> _Supplied material_
= = =

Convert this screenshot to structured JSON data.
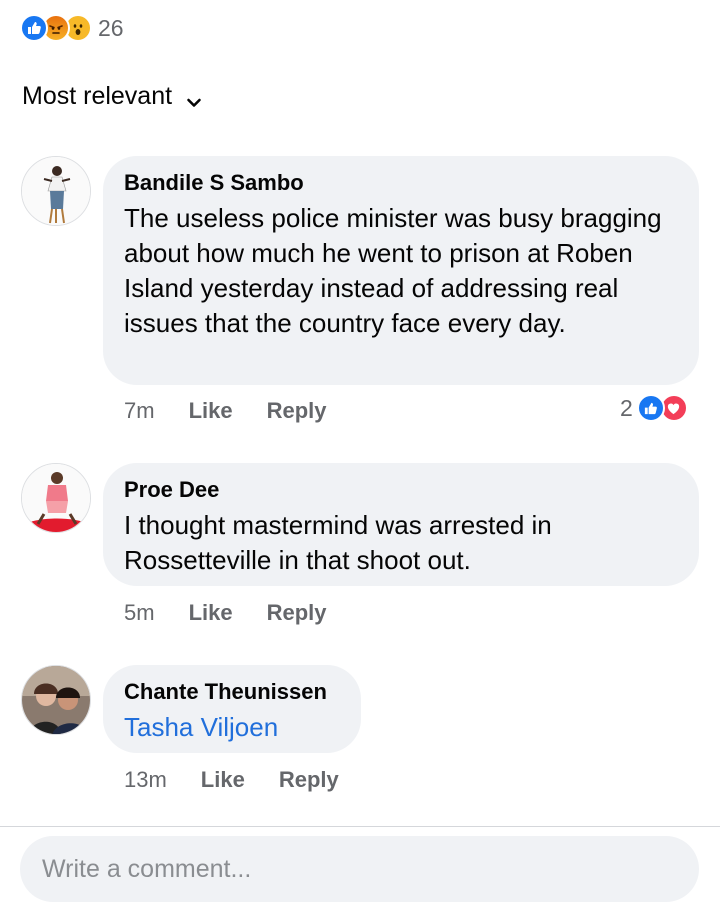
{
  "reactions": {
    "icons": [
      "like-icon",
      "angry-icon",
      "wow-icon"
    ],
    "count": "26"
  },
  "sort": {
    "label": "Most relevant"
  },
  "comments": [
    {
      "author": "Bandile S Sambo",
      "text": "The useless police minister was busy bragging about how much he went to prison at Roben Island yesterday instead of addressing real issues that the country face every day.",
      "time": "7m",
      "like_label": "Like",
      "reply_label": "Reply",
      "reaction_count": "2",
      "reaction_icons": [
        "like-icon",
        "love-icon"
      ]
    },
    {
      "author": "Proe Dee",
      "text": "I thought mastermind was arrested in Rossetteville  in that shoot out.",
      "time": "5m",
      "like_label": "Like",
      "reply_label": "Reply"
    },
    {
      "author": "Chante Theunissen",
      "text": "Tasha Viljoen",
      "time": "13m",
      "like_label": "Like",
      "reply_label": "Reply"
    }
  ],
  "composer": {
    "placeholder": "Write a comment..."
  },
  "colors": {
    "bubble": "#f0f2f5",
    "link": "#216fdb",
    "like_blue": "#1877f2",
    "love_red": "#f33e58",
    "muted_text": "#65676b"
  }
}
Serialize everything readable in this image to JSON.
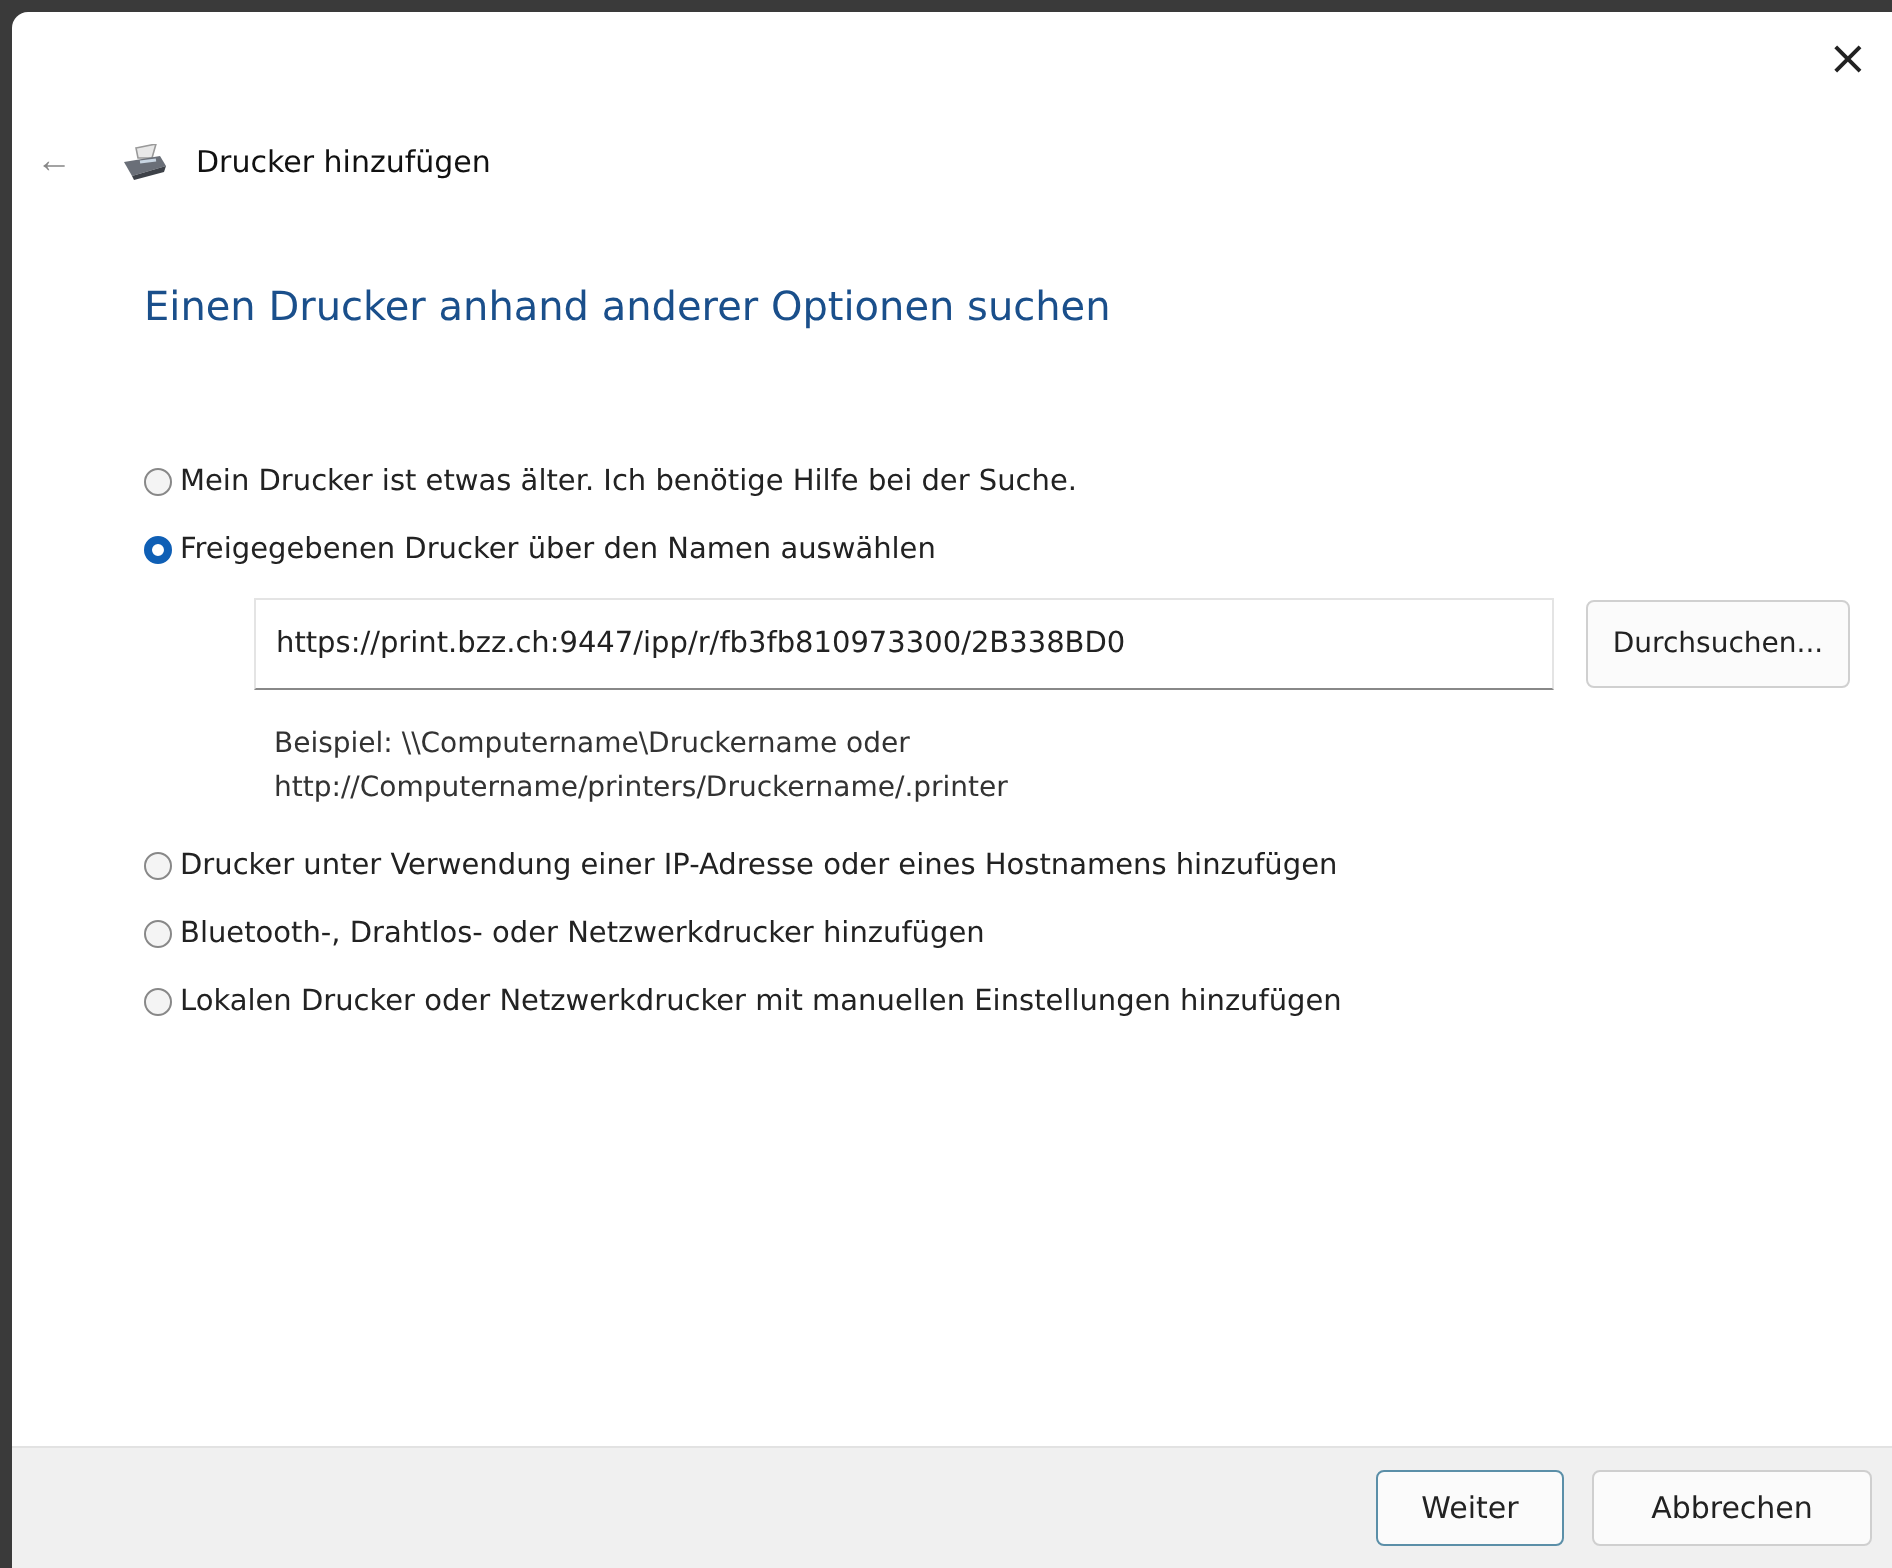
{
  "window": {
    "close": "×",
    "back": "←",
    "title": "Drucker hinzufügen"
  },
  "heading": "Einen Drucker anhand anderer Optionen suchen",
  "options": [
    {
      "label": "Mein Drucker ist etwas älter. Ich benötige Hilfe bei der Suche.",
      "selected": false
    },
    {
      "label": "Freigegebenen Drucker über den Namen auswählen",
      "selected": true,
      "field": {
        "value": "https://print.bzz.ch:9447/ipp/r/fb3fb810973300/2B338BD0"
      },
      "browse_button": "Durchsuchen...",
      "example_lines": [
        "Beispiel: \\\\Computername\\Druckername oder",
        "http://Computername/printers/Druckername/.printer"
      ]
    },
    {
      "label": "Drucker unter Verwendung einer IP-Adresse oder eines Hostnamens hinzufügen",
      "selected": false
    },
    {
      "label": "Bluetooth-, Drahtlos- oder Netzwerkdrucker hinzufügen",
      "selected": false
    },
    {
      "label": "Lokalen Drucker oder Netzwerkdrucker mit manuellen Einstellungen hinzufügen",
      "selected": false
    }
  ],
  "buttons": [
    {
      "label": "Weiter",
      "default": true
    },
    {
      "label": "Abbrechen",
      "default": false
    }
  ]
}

= = =

> _Aim of the exercise_
Your answer should be a single number: the count of lines in the entries that contain the word "Druckername".

> _Answer in full_
2